● **Figure collection entries**:
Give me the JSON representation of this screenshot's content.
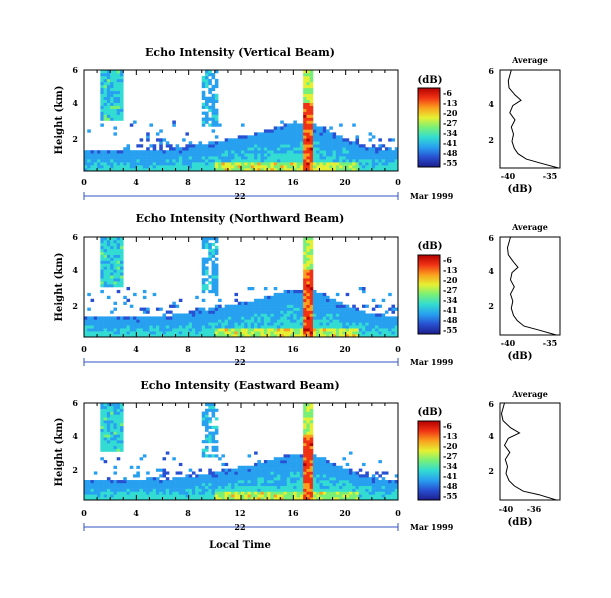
{
  "chart_data": [
    {
      "type": "heatmap",
      "title": "Echo Intensity (Vertical Beam)",
      "ylabel": "Height (km)",
      "x_ticks": [
        "0",
        "4",
        "8",
        "12",
        "16",
        "20",
        "0"
      ],
      "xlim": [
        0,
        24
      ],
      "y_ticks": [
        "2",
        "4",
        "6"
      ],
      "ylim": [
        0.5,
        6
      ],
      "day_label": "22",
      "date_label": "Mar 1999",
      "colorbar": {
        "label": "(dB)",
        "ticks": [
          "-6",
          "-13",
          "-20",
          "-27",
          "-34",
          "-41",
          "-48",
          "-55"
        ]
      },
      "profile": {
        "title": "Average",
        "xlabel": "(dB)",
        "x_ticks": [
          "-40",
          "-35"
        ],
        "xlim": [
          -42,
          -34
        ],
        "y_ticks": [
          "2",
          "4",
          "6"
        ],
        "ylim": [
          0.5,
          6
        ],
        "heights": [
          0.5,
          0.8,
          1.0,
          1.3,
          1.6,
          2.0,
          2.4,
          2.8,
          3.2,
          3.6,
          4.0,
          4.3,
          4.6,
          5.0,
          5.4,
          6.0
        ],
        "values": [
          -34.2,
          -36.8,
          -38.5,
          -39.6,
          -40.1,
          -40.4,
          -40.2,
          -40.5,
          -40.0,
          -40.7,
          -40.3,
          -39.2,
          -40.0,
          -40.8,
          -40.9,
          -40.5
        ]
      }
    },
    {
      "type": "heatmap",
      "title": "Echo Intensity (Northward Beam)",
      "ylabel": "Height (km)",
      "x_ticks": [
        "0",
        "4",
        "8",
        "12",
        "16",
        "20",
        "0"
      ],
      "xlim": [
        0,
        24
      ],
      "y_ticks": [
        "2",
        "4",
        "6"
      ],
      "ylim": [
        0.5,
        6
      ],
      "day_label": "22",
      "date_label": "Mar 1999",
      "colorbar": {
        "label": "(dB)",
        "ticks": [
          "-6",
          "-13",
          "-20",
          "-27",
          "-34",
          "-41",
          "-48",
          "-55"
        ]
      },
      "profile": {
        "title": "Average",
        "xlabel": "(dB)",
        "x_ticks": [
          "-40",
          "-35"
        ],
        "xlim": [
          -42,
          -34
        ],
        "y_ticks": [
          "2",
          "4",
          "6"
        ],
        "ylim": [
          0.5,
          6
        ],
        "heights": [
          0.5,
          0.8,
          1.0,
          1.3,
          1.6,
          2.0,
          2.4,
          2.8,
          3.2,
          3.6,
          4.0,
          4.3,
          4.6,
          5.0,
          5.4,
          6.0
        ],
        "values": [
          -34.5,
          -37.0,
          -38.8,
          -39.7,
          -40.2,
          -40.5,
          -40.3,
          -40.6,
          -40.1,
          -40.6,
          -40.4,
          -39.6,
          -40.2,
          -40.9,
          -41.0,
          -40.6
        ]
      }
    },
    {
      "type": "heatmap",
      "title": "Echo Intensity (Eastward Beam)",
      "ylabel": "Height (km)",
      "xlabel": "Local Time",
      "x_ticks": [
        "0",
        "4",
        "8",
        "12",
        "16",
        "20",
        "0"
      ],
      "xlim": [
        0,
        24
      ],
      "y_ticks": [
        "2",
        "4",
        "6"
      ],
      "ylim": [
        0.5,
        6
      ],
      "day_label": "22",
      "date_label": "Mar 1999",
      "colorbar": {
        "label": "(dB)",
        "ticks": [
          "-6",
          "-13",
          "-20",
          "-27",
          "-34",
          "-41",
          "-48",
          "-55"
        ]
      },
      "profile": {
        "title": "Average",
        "xlabel": "(dB)",
        "x_ticks": [
          "-40",
          "-36"
        ],
        "xlim": [
          -41,
          -33
        ],
        "y_ticks": [
          "2",
          "4",
          "6"
        ],
        "ylim": [
          0.5,
          6
        ],
        "heights": [
          0.5,
          0.8,
          1.0,
          1.3,
          1.6,
          2.0,
          2.4,
          2.8,
          3.2,
          3.6,
          4.0,
          4.3,
          4.6,
          5.0,
          5.4,
          6.0
        ],
        "values": [
          -33.5,
          -35.8,
          -37.9,
          -39.1,
          -39.8,
          -40.2,
          -40.0,
          -40.3,
          -39.7,
          -40.4,
          -39.9,
          -38.4,
          -39.6,
          -40.6,
          -40.8,
          -40.4
        ]
      }
    }
  ],
  "colors": {
    "colormap": [
      "#1e1e8c",
      "#2850d2",
      "#28a0f0",
      "#32dcd2",
      "#78f078",
      "#e6f032",
      "#faa01e",
      "#f03214",
      "#b40000"
    ],
    "axis": "#000000",
    "timeline": "#3050c0"
  }
}
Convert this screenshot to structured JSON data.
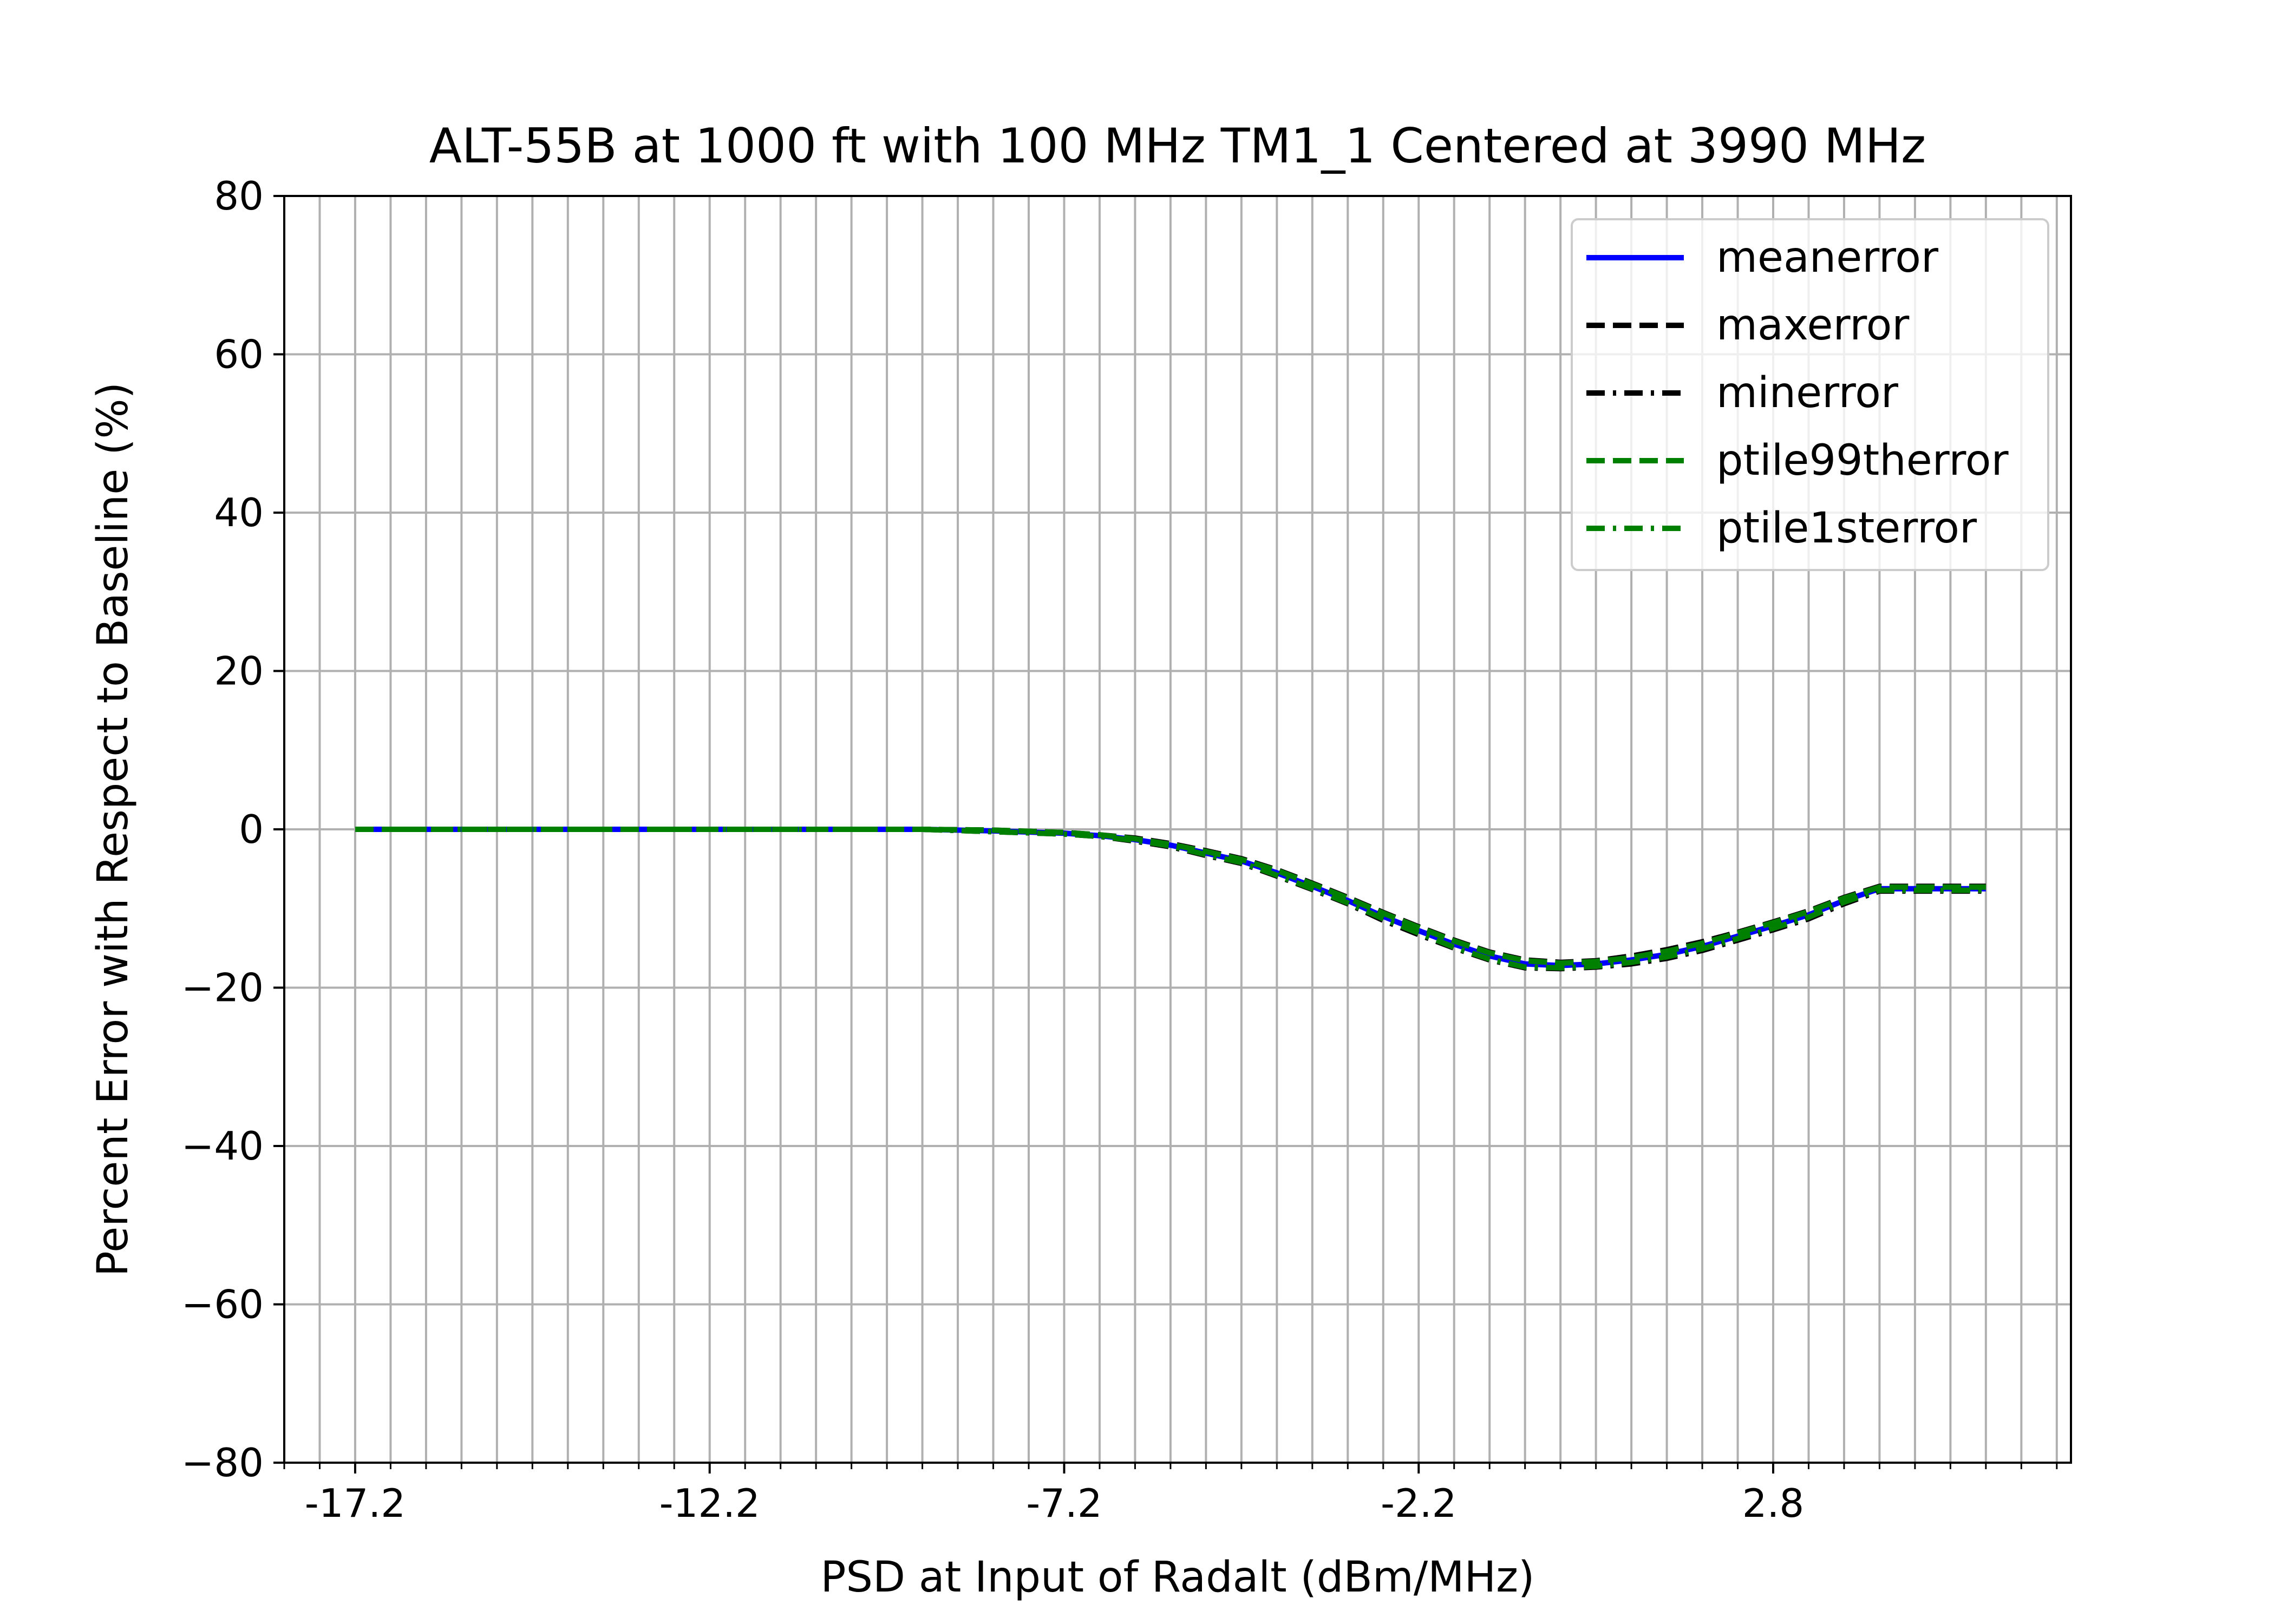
{
  "chart_data": {
    "type": "line",
    "title": "ALT-55B at 1000 ft with 100 MHz TM1_1 Centered at 3990 MHz",
    "xlabel": "PSD at Input of Radalt (dBm/MHz)",
    "ylabel": "Percent Error with Respect to Baseline (%)",
    "xlim": [
      -18.2,
      7.0
    ],
    "ylim": [
      -80,
      80
    ],
    "x_ticks": [
      -17.2,
      -12.2,
      -7.2,
      -2.2,
      2.8
    ],
    "x_tick_labels": [
      "-17.2",
      "-12.2",
      "-7.2",
      "-2.2",
      "2.8"
    ],
    "x_minor_step": 0.5,
    "y_ticks": [
      80,
      60,
      40,
      20,
      0,
      -20,
      -40,
      -60,
      -80
    ],
    "y_tick_labels": [
      "80",
      "60",
      "40",
      "20",
      "0",
      "−20",
      "−40",
      "−60",
      "−80"
    ],
    "grid": true,
    "legend_position": "top-right",
    "x": [
      -17.2,
      -16.2,
      -15.2,
      -14.2,
      -13.2,
      -12.2,
      -11.2,
      -10.2,
      -9.2,
      -8.2,
      -7.2,
      -6.7,
      -6.2,
      -5.7,
      -5.2,
      -4.7,
      -4.2,
      -3.7,
      -3.2,
      -2.7,
      -2.2,
      -1.7,
      -1.2,
      -0.7,
      -0.2,
      0.3,
      0.8,
      1.3,
      1.8,
      2.3,
      2.8,
      3.3,
      3.8,
      4.3,
      4.8,
      5.3,
      5.8
    ],
    "series": [
      {
        "name": "meanerror",
        "color": "#0000ff",
        "dash": "solid",
        "values": [
          0.0,
          0.0,
          0.0,
          0.0,
          0.0,
          0.0,
          0.0,
          0.0,
          0.0,
          -0.2,
          -0.5,
          -0.8,
          -1.3,
          -2.0,
          -3.0,
          -4.0,
          -5.5,
          -7.2,
          -9.0,
          -11.0,
          -12.8,
          -14.5,
          -16.0,
          -17.0,
          -17.2,
          -17.0,
          -16.5,
          -15.8,
          -14.8,
          -13.5,
          -12.2,
          -10.8,
          -9.0,
          -7.5,
          -7.5,
          -7.5,
          -7.5
        ]
      },
      {
        "name": "maxerror",
        "color": "#000000",
        "dash": "dashed",
        "values": [
          0.0,
          0.0,
          0.0,
          0.0,
          0.0,
          0.0,
          0.0,
          0.0,
          0.0,
          -0.1,
          -0.4,
          -0.7,
          -1.1,
          -1.8,
          -2.7,
          -3.7,
          -5.1,
          -6.8,
          -8.6,
          -10.5,
          -12.3,
          -14.0,
          -15.5,
          -16.5,
          -16.8,
          -16.6,
          -16.0,
          -15.2,
          -14.2,
          -13.0,
          -11.7,
          -10.3,
          -8.6,
          -7.2,
          -7.2,
          -7.2,
          -7.2
        ]
      },
      {
        "name": "minerror",
        "color": "#000000",
        "dash": "dashdot",
        "values": [
          0.0,
          0.0,
          0.0,
          0.0,
          0.0,
          0.0,
          0.0,
          0.0,
          0.0,
          -0.3,
          -0.6,
          -0.9,
          -1.5,
          -2.2,
          -3.3,
          -4.3,
          -5.9,
          -7.6,
          -9.4,
          -11.5,
          -13.3,
          -15.0,
          -16.5,
          -17.5,
          -17.6,
          -17.4,
          -17.0,
          -16.3,
          -15.3,
          -14.0,
          -12.7,
          -11.3,
          -9.4,
          -7.8,
          -7.8,
          -7.8,
          -7.8
        ]
      },
      {
        "name": "ptile99therror",
        "color": "#008000",
        "dash": "dashed",
        "values": [
          0.0,
          0.0,
          0.0,
          0.0,
          0.0,
          0.0,
          0.0,
          0.0,
          0.0,
          -0.1,
          -0.4,
          -0.7,
          -1.2,
          -1.9,
          -2.8,
          -3.8,
          -5.2,
          -6.9,
          -8.7,
          -10.6,
          -12.4,
          -14.1,
          -15.6,
          -16.6,
          -16.9,
          -16.7,
          -16.2,
          -15.4,
          -14.4,
          -13.1,
          -11.8,
          -10.4,
          -8.7,
          -7.3,
          -7.3,
          -7.3,
          -7.3
        ]
      },
      {
        "name": "ptile1sterror",
        "color": "#008000",
        "dash": "dashdot",
        "values": [
          0.0,
          0.0,
          0.0,
          0.0,
          0.0,
          0.0,
          0.0,
          0.0,
          0.0,
          -0.3,
          -0.6,
          -0.9,
          -1.4,
          -2.1,
          -3.2,
          -4.2,
          -5.8,
          -7.5,
          -9.3,
          -11.3,
          -13.1,
          -14.9,
          -16.4,
          -17.4,
          -17.5,
          -17.3,
          -16.8,
          -16.1,
          -15.1,
          -13.8,
          -12.5,
          -11.1,
          -9.2,
          -7.7,
          -7.7,
          -7.7,
          -7.7
        ]
      }
    ]
  }
}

● **Work to complete**: Reproduce each line from the records that contains the word "Beam".

● **The result**:
      "title": "Echo Intensity (Vertical Beam)",
      "title": "Echo Intensity (Northward Beam)",
      "title": "Echo Intensity (Eastward Beam)",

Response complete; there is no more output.